_Problem description_: Write the records below out in full, character for character, with no pictures.

** start **

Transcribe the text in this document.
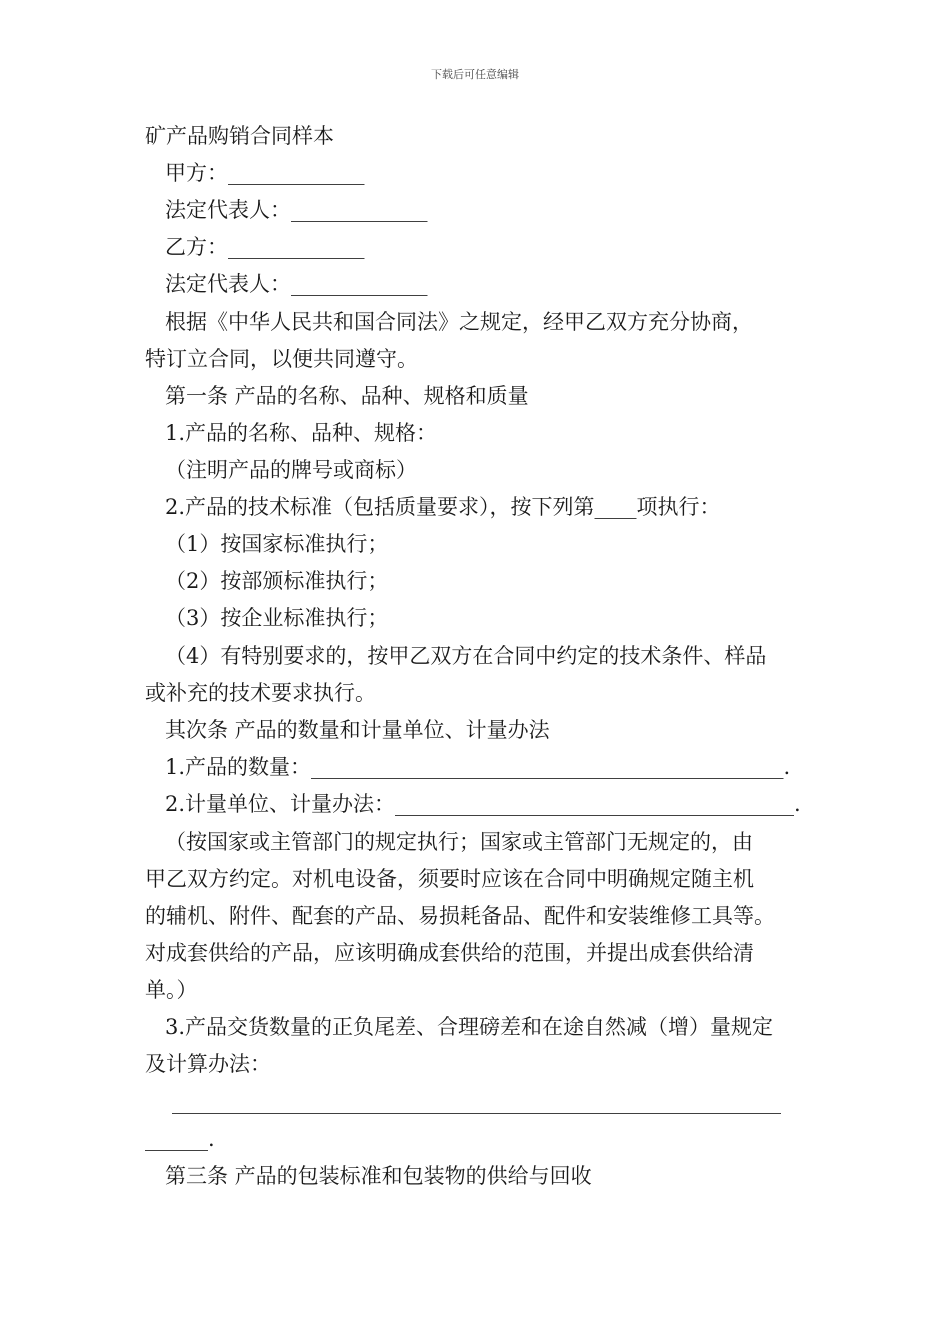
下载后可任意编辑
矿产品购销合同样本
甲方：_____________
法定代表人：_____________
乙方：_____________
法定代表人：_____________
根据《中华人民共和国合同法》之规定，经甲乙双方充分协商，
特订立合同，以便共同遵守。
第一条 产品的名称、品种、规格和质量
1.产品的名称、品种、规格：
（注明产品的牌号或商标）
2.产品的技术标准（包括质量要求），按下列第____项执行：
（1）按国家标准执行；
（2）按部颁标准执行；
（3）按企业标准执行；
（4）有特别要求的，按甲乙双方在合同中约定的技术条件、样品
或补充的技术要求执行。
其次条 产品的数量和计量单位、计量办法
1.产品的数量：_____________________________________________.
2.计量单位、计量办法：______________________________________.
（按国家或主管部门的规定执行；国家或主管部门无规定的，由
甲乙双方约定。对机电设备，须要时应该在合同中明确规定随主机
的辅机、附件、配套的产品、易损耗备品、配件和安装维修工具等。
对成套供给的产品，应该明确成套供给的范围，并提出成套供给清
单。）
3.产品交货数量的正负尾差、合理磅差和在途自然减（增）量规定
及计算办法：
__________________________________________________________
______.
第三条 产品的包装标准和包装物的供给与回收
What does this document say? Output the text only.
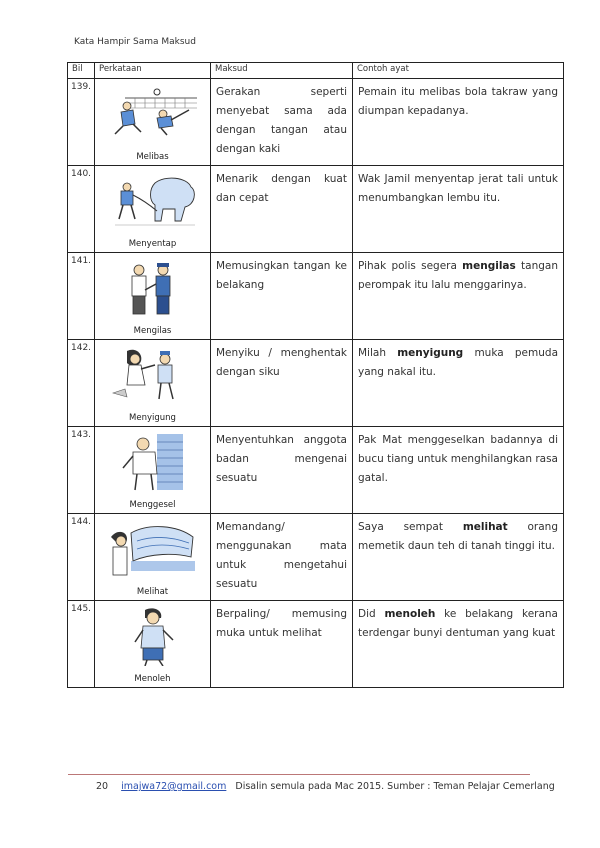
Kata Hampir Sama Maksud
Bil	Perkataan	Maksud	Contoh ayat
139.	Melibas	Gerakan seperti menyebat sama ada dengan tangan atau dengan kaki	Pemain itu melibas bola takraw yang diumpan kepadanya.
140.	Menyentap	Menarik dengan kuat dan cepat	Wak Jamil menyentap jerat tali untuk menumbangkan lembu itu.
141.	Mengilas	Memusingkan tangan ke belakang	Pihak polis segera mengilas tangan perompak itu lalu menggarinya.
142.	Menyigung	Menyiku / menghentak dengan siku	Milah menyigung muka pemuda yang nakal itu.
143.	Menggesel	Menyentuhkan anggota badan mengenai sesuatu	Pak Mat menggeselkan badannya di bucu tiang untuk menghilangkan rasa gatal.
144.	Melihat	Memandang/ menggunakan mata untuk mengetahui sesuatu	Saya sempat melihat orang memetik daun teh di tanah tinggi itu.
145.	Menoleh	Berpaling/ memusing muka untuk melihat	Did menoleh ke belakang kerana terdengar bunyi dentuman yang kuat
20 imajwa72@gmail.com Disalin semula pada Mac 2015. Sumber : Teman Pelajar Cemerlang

** end **

_Final result_:
Transcribe the text in this document.
下载后可任意编辑
矿产品购销合同样本
甲方：_____________
法定代表人：_____________
乙方：_____________
法定代表人：_____________
根据《中华人民共和国合同法》之规定，经甲乙双方充分协商，
特订立合同，以便共同遵守。
第一条 产品的名称、品种、规格和质量
1.产品的名称、品种、规格：
（注明产品的牌号或商标）
2.产品的技术标准（包括质量要求），按下列第____项执行：
（1）按国家标准执行；
（2）按部颁标准执行；
（3）按企业标准执行；
（4）有特别要求的，按甲乙双方在合同中约定的技术条件、样品
或补充的技术要求执行。
其次条 产品的数量和计量单位、计量办法
1.产品的数量：_____________________________________________.
2.计量单位、计量办法：______________________________________.
（按国家或主管部门的规定执行；国家或主管部门无规定的，由
甲乙双方约定。对机电设备，须要时应该在合同中明确规定随主机
的辅机、附件、配套的产品、易损耗备品、配件和安装维修工具等。
对成套供给的产品，应该明确成套供给的范围，并提出成套供给清
单。）
3.产品交货数量的正负尾差、合理磅差和在途自然减（增）量规定
及计算办法：
__________________________________________________________
______.
第三条 产品的包装标准和包装物的供给与回收
What does this document say? Output the text only.
Kata Hampir Sama Maksud
Bil	Perkataan	Maksud	Contoh ayat
139.	Melibas	Gerakan seperti menyebat sama ada dengan tangan atau dengan kaki	Pemain itu melibas bola takraw yang diumpan kepadanya.
140.	Menyentap	Menarik dengan kuat dan cepat	Wak Jamil menyentap jerat tali untuk menumbangkan lembu itu.
141.	Mengilas	Memusingkan tangan ke belakang	Pihak polis segera mengilas tangan perompak itu lalu menggarinya.
142.	Menyigung	Menyiku / menghentak dengan siku	Milah menyigung muka pemuda yang nakal itu.
143.	Menggesel	Menyentuhkan anggota badan mengenai sesuatu	Pak Mat menggeselkan badannya di bucu tiang untuk menghilangkan rasa gatal.
144.	Melihat	Memandang/ menggunakan mata untuk mengetahui sesuatu	Saya sempat melihat orang memetik daun teh di tanah tinggi itu.
145.	Menoleh	Berpaling/ memusing muka untuk melihat	Did menoleh ke belakang kerana terdengar bunyi dentuman yang kuat
20 imajwa72@gmail.com Disalin semula pada Mac 2015. Sumber : Teman Pelajar Cemerlang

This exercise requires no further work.